Written instruction:
Pull out every line in the data that has the string "true" in it.

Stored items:
-------

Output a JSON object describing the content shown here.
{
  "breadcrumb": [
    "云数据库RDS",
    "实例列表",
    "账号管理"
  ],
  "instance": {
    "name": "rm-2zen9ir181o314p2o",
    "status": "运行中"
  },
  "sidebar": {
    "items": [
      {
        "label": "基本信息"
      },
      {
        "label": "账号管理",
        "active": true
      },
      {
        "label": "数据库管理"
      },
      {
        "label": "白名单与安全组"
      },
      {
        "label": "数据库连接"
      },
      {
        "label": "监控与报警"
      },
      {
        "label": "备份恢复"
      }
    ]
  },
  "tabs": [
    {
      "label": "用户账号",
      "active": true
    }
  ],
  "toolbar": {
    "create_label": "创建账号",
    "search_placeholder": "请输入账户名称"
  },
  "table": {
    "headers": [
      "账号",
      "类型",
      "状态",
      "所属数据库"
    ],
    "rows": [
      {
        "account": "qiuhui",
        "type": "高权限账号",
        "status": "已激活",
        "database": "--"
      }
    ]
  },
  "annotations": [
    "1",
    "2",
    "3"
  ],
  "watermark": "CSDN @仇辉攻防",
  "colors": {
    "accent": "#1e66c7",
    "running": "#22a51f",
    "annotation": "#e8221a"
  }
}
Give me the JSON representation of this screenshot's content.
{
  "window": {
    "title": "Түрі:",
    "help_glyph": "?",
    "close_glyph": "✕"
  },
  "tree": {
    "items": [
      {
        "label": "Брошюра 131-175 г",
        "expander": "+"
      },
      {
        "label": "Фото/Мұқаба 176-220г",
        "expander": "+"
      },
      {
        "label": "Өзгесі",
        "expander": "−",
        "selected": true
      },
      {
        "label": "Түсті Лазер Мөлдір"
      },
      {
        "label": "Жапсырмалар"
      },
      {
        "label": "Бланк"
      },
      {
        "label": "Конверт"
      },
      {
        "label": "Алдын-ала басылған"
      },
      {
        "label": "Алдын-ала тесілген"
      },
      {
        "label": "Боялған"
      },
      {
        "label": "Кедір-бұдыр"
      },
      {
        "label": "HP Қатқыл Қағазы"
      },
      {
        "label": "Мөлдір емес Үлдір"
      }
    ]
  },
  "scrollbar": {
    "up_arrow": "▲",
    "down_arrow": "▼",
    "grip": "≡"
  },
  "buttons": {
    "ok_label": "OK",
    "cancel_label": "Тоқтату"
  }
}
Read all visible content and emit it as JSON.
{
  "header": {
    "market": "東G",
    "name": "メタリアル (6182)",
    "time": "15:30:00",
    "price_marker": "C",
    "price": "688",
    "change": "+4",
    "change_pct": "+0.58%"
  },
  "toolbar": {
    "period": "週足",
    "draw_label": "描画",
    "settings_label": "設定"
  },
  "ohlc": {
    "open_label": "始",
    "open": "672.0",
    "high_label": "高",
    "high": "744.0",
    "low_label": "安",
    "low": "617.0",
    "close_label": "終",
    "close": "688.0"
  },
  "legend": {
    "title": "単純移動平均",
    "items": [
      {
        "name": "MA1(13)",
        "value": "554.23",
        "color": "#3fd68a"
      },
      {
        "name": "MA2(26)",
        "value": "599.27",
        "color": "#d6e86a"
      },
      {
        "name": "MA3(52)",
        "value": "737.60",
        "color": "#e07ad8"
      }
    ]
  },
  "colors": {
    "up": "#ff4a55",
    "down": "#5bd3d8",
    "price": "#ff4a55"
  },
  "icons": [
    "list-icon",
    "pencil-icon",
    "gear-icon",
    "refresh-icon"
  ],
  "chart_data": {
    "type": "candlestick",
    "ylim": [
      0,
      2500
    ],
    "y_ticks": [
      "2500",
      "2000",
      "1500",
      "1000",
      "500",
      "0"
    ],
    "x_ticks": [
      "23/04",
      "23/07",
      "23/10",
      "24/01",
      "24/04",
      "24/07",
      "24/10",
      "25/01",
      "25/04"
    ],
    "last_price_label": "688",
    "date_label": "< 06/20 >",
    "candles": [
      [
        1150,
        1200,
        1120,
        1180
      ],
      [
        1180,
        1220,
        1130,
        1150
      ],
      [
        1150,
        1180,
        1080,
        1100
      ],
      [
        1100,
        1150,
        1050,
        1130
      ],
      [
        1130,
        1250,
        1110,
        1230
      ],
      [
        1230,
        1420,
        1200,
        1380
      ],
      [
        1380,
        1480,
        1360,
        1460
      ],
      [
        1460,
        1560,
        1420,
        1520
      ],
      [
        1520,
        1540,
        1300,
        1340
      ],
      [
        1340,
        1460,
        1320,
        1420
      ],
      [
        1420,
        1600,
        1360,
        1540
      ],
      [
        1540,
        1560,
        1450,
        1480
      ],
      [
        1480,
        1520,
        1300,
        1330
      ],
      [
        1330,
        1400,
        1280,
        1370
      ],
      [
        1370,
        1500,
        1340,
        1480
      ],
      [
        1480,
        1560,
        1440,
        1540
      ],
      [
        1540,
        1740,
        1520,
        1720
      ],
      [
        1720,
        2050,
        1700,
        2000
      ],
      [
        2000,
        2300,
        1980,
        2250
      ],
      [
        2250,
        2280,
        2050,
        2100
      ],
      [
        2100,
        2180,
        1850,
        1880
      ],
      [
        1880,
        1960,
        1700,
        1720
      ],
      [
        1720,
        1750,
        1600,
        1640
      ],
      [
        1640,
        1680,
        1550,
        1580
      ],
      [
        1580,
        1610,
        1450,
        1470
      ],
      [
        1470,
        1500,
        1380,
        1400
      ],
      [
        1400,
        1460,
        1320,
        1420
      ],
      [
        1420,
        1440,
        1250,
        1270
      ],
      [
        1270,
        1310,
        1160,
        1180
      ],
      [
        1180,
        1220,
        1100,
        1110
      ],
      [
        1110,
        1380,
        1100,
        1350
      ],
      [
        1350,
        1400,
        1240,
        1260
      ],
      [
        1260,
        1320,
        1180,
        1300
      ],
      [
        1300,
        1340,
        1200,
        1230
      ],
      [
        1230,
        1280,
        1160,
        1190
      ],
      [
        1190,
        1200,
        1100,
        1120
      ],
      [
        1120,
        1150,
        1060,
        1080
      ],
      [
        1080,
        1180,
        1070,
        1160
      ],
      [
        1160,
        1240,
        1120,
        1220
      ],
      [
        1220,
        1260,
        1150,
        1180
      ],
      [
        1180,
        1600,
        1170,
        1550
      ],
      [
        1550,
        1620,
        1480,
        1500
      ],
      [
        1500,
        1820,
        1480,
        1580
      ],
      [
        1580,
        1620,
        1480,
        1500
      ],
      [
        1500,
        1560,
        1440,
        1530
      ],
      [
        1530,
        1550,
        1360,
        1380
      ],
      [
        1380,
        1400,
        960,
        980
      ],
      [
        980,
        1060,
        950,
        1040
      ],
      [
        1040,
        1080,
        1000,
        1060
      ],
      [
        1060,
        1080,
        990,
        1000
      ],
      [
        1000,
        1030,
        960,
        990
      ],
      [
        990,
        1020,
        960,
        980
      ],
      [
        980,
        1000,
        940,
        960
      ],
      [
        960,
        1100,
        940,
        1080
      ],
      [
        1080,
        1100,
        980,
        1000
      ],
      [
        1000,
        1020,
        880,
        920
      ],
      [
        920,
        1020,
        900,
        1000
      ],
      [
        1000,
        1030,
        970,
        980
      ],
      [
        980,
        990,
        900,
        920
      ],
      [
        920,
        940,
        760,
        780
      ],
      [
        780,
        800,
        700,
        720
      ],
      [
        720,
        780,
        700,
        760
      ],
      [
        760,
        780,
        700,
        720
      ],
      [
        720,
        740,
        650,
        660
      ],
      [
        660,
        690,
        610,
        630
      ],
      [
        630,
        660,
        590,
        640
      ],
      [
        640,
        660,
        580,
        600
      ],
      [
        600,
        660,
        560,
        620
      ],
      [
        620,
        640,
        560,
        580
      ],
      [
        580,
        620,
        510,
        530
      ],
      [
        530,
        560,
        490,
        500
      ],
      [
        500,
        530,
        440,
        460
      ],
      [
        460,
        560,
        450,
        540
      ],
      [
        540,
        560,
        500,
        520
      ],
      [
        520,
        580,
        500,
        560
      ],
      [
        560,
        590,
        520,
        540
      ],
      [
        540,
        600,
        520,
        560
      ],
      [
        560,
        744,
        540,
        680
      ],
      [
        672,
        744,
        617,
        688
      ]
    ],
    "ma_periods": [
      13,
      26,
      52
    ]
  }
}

-------

Complete answer:
        "active": true
      "active": true
        "selected": true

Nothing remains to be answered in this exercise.